═══ GIVEN DATA

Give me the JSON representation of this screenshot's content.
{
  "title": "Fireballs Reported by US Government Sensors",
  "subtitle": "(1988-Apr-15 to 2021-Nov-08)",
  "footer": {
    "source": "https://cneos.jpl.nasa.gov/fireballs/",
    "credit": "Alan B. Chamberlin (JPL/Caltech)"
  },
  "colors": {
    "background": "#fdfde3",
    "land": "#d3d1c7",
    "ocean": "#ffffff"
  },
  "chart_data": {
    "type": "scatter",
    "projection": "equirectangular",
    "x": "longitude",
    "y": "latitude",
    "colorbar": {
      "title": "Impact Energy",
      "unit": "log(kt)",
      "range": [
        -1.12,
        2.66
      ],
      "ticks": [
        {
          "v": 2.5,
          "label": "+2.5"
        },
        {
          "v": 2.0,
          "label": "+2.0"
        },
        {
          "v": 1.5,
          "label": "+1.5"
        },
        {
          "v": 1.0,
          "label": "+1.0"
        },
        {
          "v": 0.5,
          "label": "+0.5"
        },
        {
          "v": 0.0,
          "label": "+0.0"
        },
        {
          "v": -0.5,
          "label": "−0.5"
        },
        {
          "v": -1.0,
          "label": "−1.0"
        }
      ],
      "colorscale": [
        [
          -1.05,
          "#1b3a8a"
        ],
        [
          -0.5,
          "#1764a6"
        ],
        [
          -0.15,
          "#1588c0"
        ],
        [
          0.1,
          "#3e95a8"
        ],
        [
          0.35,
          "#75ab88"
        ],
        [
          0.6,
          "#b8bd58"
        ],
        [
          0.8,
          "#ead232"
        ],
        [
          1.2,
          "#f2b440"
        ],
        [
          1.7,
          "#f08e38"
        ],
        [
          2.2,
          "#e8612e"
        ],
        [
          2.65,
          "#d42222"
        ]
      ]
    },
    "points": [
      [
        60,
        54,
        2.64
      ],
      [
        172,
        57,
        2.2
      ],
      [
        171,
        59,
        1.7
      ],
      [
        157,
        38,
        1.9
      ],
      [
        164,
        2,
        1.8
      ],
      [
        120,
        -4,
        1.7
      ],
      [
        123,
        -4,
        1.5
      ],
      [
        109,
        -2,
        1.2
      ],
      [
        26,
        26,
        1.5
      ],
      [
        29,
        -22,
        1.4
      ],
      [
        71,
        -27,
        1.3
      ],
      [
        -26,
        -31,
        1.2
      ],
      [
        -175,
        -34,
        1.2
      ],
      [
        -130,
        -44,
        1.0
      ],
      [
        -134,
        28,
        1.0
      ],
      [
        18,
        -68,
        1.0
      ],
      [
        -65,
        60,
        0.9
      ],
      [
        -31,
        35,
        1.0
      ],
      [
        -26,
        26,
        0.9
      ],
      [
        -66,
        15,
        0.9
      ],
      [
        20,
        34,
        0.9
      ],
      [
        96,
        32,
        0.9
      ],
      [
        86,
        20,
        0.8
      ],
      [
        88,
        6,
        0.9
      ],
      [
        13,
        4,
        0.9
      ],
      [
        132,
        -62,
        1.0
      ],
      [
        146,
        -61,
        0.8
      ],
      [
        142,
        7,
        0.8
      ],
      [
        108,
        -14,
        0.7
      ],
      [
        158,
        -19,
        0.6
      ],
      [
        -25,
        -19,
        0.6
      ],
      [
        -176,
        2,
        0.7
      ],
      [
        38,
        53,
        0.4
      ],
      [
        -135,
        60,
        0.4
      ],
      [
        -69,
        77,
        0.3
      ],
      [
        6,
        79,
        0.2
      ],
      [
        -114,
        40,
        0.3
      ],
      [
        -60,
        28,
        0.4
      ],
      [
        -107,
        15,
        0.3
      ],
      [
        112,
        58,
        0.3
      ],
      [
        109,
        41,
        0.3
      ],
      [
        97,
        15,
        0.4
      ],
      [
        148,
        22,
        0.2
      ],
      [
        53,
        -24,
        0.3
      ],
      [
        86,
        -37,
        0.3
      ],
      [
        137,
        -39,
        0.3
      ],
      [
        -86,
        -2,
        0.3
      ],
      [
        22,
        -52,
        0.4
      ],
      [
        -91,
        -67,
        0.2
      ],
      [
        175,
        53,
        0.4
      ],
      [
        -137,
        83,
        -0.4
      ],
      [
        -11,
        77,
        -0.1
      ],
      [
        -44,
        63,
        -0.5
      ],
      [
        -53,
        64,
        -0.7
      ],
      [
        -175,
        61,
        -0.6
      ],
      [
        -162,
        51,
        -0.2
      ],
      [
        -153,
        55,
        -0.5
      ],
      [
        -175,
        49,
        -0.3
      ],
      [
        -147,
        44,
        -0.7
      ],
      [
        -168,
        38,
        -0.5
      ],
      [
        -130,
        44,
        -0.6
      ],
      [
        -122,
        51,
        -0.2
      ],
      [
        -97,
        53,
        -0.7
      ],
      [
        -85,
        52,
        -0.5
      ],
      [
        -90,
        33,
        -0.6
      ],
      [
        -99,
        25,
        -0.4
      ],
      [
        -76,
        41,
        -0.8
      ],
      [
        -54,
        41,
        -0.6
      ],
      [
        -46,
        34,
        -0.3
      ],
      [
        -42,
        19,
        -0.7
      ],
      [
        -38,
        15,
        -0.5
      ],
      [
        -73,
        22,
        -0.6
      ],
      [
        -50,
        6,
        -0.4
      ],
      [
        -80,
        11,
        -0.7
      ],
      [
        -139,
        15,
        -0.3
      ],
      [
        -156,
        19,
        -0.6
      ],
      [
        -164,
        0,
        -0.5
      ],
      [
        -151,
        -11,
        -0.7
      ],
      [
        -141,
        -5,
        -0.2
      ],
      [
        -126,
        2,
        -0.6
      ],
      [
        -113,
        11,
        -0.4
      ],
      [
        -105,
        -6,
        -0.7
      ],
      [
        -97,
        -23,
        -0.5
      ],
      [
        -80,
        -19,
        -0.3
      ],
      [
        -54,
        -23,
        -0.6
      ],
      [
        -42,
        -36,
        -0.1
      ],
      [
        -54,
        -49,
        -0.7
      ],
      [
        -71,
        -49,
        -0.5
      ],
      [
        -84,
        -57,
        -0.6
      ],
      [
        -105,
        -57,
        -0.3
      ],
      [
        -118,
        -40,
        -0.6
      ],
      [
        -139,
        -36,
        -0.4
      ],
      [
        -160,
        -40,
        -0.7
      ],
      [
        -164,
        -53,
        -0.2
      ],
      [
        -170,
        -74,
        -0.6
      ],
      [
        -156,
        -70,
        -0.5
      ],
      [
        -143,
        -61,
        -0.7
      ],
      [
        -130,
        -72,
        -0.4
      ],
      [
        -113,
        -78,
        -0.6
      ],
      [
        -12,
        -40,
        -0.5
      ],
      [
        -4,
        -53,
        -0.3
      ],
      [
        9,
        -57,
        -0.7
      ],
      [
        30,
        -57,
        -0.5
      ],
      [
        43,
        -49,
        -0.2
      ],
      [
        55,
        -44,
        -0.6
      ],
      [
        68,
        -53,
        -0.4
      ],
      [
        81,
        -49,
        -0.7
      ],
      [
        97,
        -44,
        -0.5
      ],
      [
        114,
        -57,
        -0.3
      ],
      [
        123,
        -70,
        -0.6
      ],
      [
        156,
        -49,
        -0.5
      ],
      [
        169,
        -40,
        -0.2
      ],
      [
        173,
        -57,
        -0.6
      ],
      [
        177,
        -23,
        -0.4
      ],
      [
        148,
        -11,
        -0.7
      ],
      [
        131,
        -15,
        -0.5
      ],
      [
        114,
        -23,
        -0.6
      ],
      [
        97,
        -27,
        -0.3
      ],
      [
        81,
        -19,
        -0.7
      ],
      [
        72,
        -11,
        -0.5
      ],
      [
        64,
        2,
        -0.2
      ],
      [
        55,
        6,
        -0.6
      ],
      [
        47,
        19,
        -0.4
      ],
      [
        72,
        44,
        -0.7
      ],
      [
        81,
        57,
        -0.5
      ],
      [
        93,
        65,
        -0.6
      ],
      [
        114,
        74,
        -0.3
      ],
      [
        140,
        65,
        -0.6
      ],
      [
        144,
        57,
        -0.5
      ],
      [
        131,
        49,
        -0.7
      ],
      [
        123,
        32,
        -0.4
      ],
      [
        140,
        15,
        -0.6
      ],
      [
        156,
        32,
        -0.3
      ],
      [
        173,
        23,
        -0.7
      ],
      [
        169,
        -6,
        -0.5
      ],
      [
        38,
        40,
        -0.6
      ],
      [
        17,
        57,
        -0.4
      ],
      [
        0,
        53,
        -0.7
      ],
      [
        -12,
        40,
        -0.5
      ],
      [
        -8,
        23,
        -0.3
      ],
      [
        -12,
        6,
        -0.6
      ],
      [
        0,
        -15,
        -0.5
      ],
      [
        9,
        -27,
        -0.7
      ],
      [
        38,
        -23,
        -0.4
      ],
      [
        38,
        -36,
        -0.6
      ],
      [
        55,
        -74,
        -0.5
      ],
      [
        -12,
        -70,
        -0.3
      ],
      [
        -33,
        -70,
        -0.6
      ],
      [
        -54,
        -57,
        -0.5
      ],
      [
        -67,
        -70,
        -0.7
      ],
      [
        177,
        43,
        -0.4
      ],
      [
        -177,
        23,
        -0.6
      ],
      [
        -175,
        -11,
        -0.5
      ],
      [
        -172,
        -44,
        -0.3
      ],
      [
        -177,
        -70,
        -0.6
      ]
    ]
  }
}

══════

▶ _TASK REQUIREMENTS_:
Compute the number of lines above that contain the string "label". Reply with that value only.

▶ _RESPONSE TO THE TASK_:
8